> Task prompt: In the entries below, identify every line with the string "this" and copy it.

> Data provided:
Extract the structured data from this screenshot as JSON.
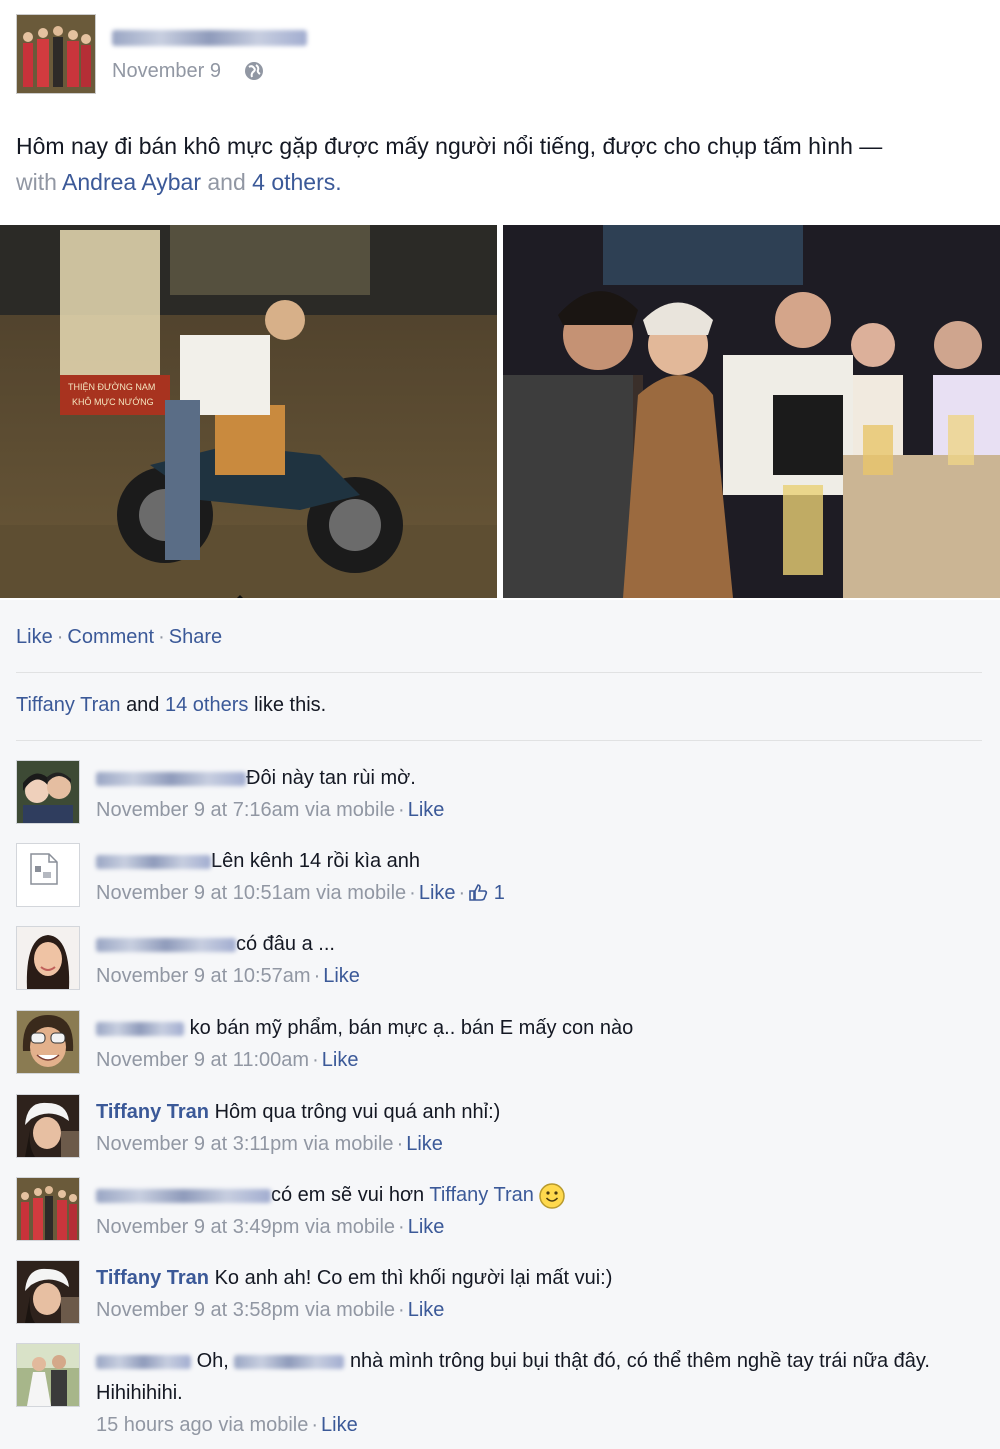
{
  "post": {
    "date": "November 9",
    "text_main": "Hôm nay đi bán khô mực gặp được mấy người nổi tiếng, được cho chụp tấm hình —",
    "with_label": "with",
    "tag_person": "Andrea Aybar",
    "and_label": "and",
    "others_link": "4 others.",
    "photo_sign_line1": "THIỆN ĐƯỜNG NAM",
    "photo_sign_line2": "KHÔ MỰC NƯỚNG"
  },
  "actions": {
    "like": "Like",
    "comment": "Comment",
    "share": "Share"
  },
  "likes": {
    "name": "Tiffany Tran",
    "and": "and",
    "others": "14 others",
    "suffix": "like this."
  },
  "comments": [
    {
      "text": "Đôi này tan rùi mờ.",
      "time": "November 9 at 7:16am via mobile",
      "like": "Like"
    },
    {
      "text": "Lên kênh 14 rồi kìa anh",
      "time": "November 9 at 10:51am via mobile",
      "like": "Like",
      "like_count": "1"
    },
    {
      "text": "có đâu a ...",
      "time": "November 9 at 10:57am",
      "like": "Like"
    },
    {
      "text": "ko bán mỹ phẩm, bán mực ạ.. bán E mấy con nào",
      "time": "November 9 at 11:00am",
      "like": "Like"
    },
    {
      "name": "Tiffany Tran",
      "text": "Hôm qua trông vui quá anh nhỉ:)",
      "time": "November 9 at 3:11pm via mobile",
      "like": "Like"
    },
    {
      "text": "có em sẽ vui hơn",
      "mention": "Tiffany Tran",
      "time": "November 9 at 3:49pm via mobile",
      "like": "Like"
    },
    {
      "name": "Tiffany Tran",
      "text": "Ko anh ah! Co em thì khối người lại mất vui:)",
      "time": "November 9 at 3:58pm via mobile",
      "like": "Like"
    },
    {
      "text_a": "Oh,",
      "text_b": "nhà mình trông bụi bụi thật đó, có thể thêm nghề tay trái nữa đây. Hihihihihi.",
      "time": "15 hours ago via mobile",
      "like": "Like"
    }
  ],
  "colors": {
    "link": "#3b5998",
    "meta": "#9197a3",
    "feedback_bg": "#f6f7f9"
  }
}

...

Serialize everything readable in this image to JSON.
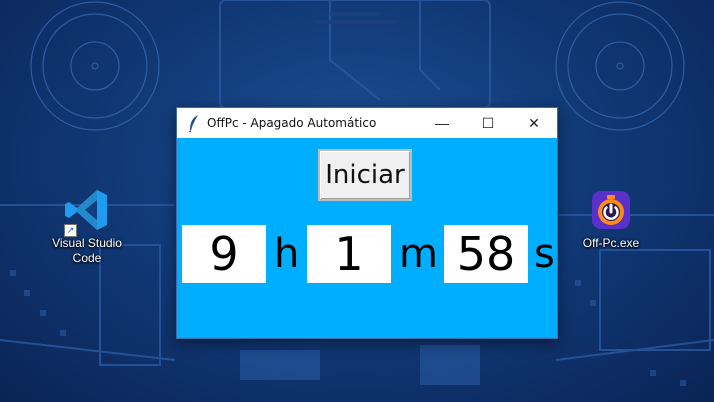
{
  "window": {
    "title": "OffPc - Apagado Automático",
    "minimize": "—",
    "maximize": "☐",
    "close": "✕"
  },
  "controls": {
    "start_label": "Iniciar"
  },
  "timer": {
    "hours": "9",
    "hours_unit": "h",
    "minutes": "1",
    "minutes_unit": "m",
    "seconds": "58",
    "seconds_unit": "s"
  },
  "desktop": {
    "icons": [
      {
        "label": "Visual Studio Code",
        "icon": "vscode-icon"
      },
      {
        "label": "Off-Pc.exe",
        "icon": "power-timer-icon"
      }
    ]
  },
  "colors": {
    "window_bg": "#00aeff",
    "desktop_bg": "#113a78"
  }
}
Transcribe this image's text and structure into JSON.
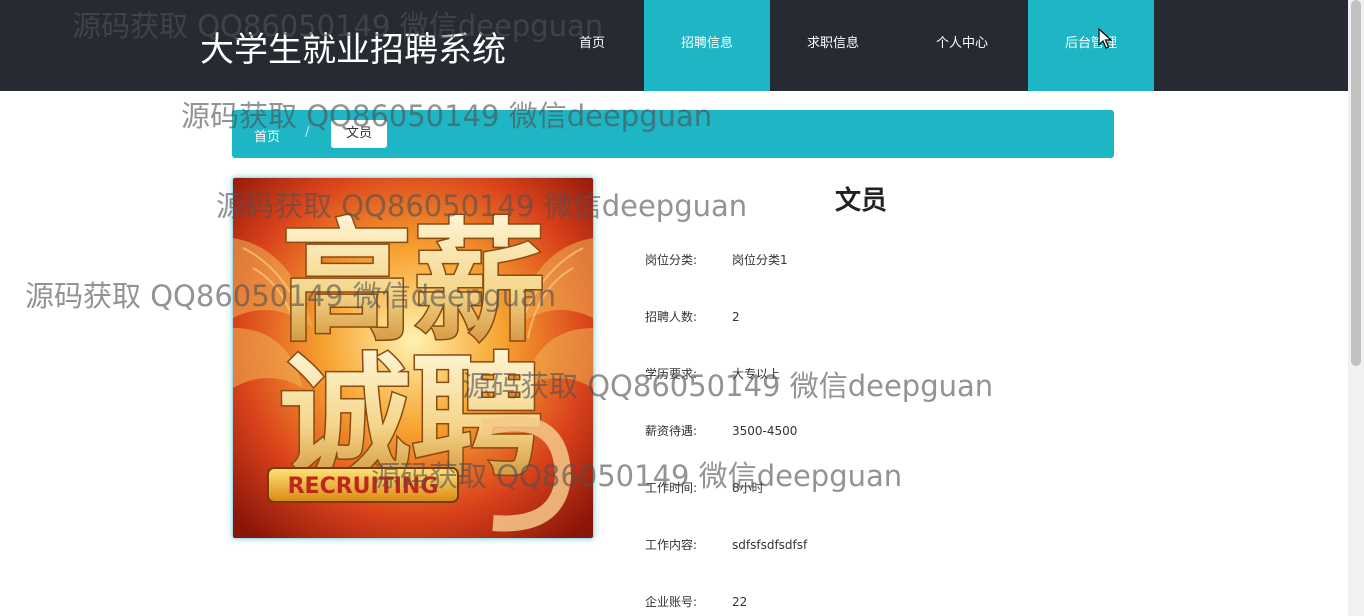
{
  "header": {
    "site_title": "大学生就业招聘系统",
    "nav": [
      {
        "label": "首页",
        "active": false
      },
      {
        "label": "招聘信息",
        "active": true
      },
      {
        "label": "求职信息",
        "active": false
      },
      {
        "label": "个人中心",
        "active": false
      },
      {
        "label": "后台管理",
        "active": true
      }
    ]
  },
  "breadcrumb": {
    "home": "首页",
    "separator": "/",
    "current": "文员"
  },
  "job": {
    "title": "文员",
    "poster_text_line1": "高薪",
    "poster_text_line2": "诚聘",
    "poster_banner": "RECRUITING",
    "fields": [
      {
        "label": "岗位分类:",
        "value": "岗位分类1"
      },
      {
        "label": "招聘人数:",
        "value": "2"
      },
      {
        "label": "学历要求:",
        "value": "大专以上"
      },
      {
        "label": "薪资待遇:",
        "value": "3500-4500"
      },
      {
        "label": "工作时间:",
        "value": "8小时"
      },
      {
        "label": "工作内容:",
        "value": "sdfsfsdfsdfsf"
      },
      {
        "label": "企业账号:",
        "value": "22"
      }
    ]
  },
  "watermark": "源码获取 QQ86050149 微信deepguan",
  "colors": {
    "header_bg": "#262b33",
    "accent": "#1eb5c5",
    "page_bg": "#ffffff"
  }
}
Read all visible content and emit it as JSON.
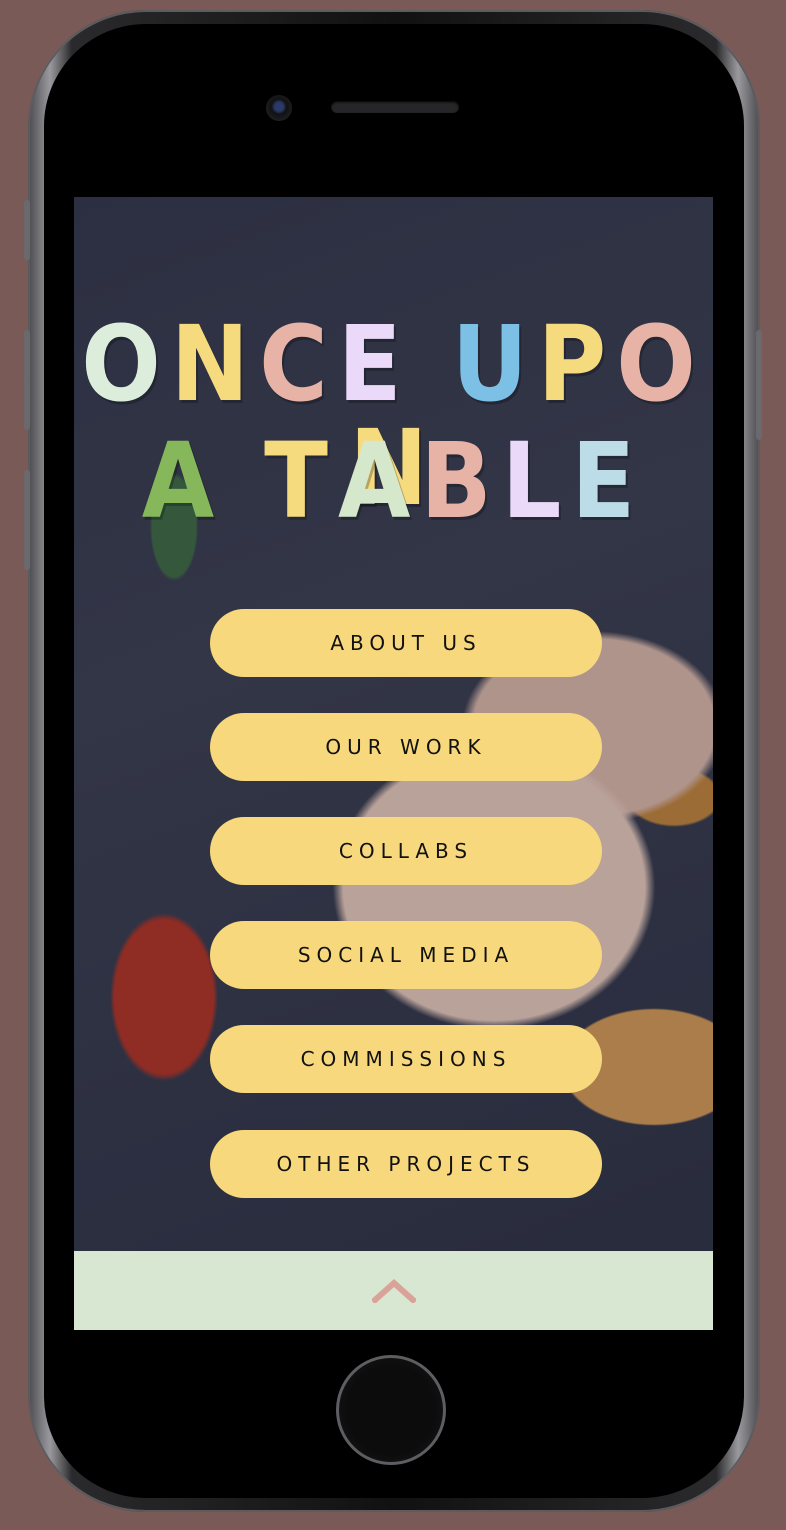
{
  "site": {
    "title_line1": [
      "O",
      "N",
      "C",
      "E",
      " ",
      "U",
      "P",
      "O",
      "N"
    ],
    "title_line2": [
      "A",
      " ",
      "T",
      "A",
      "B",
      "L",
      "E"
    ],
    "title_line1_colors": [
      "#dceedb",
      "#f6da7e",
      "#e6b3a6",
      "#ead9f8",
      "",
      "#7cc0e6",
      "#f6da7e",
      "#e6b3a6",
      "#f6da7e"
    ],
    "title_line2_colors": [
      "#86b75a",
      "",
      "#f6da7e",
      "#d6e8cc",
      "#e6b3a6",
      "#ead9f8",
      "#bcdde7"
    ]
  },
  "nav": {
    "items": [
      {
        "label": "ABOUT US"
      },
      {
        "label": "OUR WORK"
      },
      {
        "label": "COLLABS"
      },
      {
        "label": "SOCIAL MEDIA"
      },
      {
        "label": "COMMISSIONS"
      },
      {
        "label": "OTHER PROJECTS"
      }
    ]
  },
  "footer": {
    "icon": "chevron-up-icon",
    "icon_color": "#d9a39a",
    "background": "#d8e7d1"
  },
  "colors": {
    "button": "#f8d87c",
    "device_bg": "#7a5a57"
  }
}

> Task solution:
Extract the structured data from this screenshot as JSON.
    "suffix": "like this."
Serialize everything readable in this image to JSON.
Transcribe this image's text and structure into JSON.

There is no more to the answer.